### EXTRACTED MATERIAL

• • •

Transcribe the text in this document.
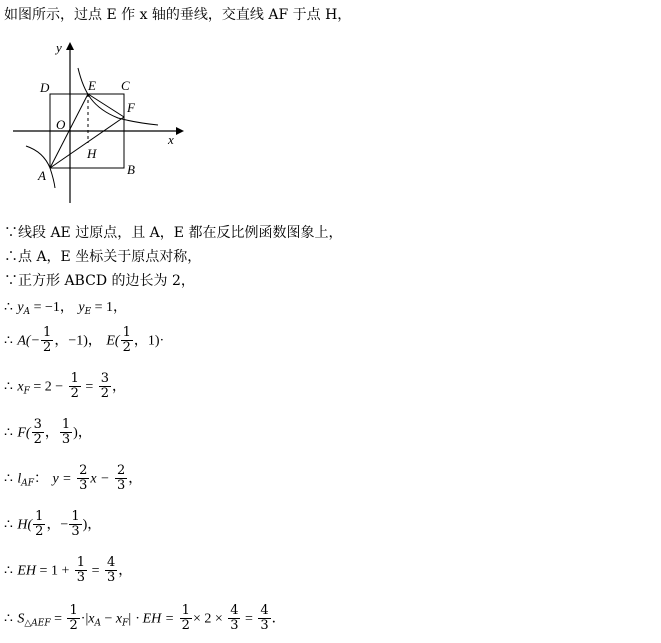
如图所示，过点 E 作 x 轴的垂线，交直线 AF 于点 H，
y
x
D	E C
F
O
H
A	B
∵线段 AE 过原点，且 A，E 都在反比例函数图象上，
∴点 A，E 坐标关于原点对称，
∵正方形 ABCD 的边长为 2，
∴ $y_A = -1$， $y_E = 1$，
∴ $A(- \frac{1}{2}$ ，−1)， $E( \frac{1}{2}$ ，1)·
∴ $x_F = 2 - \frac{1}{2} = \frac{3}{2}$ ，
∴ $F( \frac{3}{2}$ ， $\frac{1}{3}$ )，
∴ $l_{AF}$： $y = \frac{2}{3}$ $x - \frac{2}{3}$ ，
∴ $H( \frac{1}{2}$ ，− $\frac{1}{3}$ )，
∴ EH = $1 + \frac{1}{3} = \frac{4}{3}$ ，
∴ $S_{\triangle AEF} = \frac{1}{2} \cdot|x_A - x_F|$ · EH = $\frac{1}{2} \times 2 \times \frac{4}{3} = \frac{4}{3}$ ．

• • •

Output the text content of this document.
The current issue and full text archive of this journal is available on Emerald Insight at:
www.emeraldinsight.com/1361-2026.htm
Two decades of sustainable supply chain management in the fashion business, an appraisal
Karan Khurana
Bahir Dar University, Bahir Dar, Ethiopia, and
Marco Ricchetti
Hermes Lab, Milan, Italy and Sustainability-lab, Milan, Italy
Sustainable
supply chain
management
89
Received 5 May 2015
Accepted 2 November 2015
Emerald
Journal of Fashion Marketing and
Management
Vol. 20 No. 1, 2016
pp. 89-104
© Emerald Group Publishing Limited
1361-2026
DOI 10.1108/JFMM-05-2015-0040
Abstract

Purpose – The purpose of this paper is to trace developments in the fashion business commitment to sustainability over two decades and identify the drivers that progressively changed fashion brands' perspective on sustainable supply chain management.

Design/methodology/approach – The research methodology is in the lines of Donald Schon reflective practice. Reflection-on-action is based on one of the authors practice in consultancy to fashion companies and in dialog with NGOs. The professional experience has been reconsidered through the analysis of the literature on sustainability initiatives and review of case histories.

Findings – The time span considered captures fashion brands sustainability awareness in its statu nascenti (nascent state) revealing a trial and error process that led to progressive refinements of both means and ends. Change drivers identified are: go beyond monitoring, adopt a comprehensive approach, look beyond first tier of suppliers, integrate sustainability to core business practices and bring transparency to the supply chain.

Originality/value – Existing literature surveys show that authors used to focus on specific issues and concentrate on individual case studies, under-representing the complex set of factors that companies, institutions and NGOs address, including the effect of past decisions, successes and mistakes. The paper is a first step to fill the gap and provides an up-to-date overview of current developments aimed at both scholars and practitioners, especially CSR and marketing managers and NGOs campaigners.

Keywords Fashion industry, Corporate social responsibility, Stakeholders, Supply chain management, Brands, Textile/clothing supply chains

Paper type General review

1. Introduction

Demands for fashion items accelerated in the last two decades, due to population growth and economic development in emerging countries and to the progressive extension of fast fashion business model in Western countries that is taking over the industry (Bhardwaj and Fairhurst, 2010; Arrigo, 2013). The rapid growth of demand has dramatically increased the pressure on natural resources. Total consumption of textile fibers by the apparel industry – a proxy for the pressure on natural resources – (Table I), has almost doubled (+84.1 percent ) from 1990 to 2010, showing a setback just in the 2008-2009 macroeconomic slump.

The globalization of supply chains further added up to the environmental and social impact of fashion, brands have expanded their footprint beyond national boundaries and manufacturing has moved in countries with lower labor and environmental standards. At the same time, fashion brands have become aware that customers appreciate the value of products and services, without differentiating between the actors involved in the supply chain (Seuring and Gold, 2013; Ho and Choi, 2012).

• • •

### EXERCISE DETAILS
Gather every line from the entries above where the word "social" appears, and copy them.

### TASK ANSWER
Keywords Fashion industry, Corporate social responsibility, Stakeholders, Supply chain management, Brands, Textile/clothing supply chains
The globalization of supply chains further added up to the environmental and social impact of fashion, brands have expanded their footprint beyond national boundaries and manufacturing has moved in countries with lower labor and environmental standards. At the same time, fashion brands have become aware that customers appreciate the value of products and services, without differentiating between the actors involved in the supply chain (Seuring and Gold, 2013; Ho and Choi, 2012).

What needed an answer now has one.